• _What you have to do_:
Answer with a single number: how many lines in the listing below include "Anpaarungsvorschläge"?

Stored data
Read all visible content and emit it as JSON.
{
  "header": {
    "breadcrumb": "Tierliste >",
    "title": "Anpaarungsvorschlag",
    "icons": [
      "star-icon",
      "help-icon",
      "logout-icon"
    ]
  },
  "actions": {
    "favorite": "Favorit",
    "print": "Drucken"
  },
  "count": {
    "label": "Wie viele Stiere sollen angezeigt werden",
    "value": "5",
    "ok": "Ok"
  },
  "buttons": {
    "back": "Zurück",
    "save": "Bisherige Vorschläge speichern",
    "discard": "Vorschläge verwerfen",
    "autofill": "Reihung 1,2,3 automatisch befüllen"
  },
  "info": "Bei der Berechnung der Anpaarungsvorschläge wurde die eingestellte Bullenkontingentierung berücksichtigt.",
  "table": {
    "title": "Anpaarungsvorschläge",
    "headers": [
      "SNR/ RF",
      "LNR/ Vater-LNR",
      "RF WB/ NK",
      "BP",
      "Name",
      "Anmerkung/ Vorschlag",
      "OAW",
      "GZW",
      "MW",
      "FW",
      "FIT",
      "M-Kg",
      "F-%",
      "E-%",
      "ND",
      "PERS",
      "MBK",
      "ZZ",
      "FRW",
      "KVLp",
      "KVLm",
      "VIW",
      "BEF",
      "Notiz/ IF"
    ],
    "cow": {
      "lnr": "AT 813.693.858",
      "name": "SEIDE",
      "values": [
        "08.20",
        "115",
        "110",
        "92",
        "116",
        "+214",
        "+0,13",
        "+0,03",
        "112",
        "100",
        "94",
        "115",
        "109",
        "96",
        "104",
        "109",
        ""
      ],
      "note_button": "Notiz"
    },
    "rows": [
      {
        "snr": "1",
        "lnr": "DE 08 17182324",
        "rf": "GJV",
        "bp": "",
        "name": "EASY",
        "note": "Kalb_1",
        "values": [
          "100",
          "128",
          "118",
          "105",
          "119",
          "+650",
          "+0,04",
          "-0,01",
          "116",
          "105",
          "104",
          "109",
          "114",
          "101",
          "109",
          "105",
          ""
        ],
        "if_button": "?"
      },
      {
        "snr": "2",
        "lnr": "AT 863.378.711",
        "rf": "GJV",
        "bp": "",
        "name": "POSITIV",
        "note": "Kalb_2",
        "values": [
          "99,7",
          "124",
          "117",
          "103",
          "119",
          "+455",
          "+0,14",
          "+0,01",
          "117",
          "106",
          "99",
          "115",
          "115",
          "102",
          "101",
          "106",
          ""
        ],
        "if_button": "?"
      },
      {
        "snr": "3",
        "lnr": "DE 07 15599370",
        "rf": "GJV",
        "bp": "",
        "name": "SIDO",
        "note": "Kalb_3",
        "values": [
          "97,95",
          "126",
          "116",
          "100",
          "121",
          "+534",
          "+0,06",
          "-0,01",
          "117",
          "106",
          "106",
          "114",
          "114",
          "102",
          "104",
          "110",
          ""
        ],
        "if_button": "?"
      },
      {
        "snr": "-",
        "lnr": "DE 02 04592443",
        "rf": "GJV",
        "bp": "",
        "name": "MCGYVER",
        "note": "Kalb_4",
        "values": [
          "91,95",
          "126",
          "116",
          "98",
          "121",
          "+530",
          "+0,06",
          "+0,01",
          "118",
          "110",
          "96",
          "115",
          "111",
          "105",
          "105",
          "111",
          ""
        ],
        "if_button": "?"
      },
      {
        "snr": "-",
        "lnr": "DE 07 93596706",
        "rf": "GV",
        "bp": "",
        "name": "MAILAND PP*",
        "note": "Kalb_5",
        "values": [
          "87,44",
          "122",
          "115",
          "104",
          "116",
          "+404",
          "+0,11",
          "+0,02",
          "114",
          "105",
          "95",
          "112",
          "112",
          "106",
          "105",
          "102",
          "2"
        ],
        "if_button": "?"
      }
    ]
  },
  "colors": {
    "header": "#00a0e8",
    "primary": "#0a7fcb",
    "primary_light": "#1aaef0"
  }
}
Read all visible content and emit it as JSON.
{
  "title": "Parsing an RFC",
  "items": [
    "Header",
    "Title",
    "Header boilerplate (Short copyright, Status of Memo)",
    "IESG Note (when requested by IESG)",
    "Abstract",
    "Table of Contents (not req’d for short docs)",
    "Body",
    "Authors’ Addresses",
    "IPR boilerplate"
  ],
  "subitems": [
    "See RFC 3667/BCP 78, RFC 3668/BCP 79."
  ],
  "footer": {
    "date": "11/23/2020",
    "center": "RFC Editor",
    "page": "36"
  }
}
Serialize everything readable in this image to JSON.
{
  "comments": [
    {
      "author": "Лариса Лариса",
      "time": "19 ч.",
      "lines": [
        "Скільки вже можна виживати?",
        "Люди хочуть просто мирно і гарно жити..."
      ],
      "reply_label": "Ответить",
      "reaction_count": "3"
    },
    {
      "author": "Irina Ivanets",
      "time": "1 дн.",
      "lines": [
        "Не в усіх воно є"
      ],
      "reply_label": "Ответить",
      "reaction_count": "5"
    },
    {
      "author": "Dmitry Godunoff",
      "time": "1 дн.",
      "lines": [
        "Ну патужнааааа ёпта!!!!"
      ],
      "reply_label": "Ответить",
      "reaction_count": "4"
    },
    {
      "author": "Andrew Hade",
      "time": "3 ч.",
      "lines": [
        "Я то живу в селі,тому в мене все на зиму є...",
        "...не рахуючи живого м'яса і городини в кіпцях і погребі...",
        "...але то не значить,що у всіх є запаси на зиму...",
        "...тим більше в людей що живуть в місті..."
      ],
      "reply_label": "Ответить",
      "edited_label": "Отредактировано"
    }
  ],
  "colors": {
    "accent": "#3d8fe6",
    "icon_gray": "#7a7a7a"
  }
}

• _Final result_:
2